▸ **Excerpted records**
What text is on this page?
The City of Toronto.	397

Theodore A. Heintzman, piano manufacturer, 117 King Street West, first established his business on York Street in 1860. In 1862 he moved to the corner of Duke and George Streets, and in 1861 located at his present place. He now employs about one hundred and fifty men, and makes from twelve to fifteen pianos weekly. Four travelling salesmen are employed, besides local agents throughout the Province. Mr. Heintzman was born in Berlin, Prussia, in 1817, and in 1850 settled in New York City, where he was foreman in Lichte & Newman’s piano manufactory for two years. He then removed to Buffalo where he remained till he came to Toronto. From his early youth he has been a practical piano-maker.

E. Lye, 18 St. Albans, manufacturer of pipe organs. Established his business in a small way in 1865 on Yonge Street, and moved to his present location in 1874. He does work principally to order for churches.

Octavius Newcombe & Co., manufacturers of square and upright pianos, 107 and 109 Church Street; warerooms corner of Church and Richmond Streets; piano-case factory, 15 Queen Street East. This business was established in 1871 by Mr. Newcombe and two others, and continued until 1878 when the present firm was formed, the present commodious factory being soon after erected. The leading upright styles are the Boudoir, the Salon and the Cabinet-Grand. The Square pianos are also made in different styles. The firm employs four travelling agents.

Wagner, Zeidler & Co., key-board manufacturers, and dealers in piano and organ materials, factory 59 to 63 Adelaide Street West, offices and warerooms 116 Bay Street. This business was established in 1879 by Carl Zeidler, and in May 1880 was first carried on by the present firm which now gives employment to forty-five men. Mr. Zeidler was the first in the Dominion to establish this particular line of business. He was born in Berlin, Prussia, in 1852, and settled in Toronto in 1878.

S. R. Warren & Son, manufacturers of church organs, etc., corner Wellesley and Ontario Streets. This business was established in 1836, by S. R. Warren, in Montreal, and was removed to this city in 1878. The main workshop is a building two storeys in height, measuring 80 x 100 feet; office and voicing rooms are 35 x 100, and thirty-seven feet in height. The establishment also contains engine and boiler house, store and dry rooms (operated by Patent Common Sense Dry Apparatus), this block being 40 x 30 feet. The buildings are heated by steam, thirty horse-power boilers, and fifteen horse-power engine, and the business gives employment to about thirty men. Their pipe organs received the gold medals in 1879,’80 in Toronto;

▸ **Problem statement**
All of the data must be returned exactly.

▸ **Final answer**
What text is on this page?
The City of Toronto.	397

Theodore A. Heintzman, piano manufacturer, 117 King Street West, first established his business on York Street in 1860. In 1862 he moved to the corner of Duke and George Streets, and in 1861 located at his present place. He now employs about one hundred and fifty men, and makes from twelve to fifteen pianos weekly. Four travelling salesmen are employed, besides local agents throughout the Province. Mr. Heintzman was born in Berlin, Prussia, in 1817, and in 1850 settled in New York City, where he was foreman in Lichte & Newman’s piano manufactory for two years. He then removed to Buffalo where he remained till he came to Toronto. From his early youth he has been a practical piano-maker.

E. Lye, 18 St. Albans, manufacturer of pipe organs. Established his business in a small way in 1865 on Yonge Street, and moved to his present location in 1874. He does work principally to order for churches.

Octavius Newcombe & Co., manufacturers of square and upright pianos, 107 and 109 Church Street; warerooms corner of Church and Richmond Streets; piano-case factory, 15 Queen Street East. This business was established in 1871 by Mr. Newcombe and two others, and continued until 1878 when the present firm was formed, the present commodious factory being soon after erected. The leading upright styles are the Boudoir, the Salon and the Cabinet-Grand. The Square pianos are also made in different styles. The firm employs four travelling agents.

Wagner, Zeidler & Co., key-board manufacturers, and dealers in piano and organ materials, factory 59 to 63 Adelaide Street West, offices and warerooms 116 Bay Street. This business was established in 1879 by Carl Zeidler, and in May 1880 was first carried on by the present firm which now gives employment to forty-five men. Mr. Zeidler was the first in the Dominion to establish this particular line of business. He was born in Berlin, Prussia, in 1852, and settled in Toronto in 1878.

S. R. Warren & Son, manufacturers of church organs, etc., corner Wellesley and Ontario Streets. This business was established in 1836, by S. R. Warren, in Montreal, and was removed to this city in 1878. The main workshop is a building two storeys in height, measuring 80 x 100 feet; office and voicing rooms are 35 x 100, and thirty-seven feet in height. The establishment also contains engine and boiler house, store and dry rooms (operated by Patent Common Sense Dry Apparatus), this block being 40 x 30 feet. The buildings are heated by steam, thirty horse-power boilers, and fifteen horse-power engine, and the business gives employment to about thirty men. Their pipe organs received the gold medals in 1879,’80 in Toronto;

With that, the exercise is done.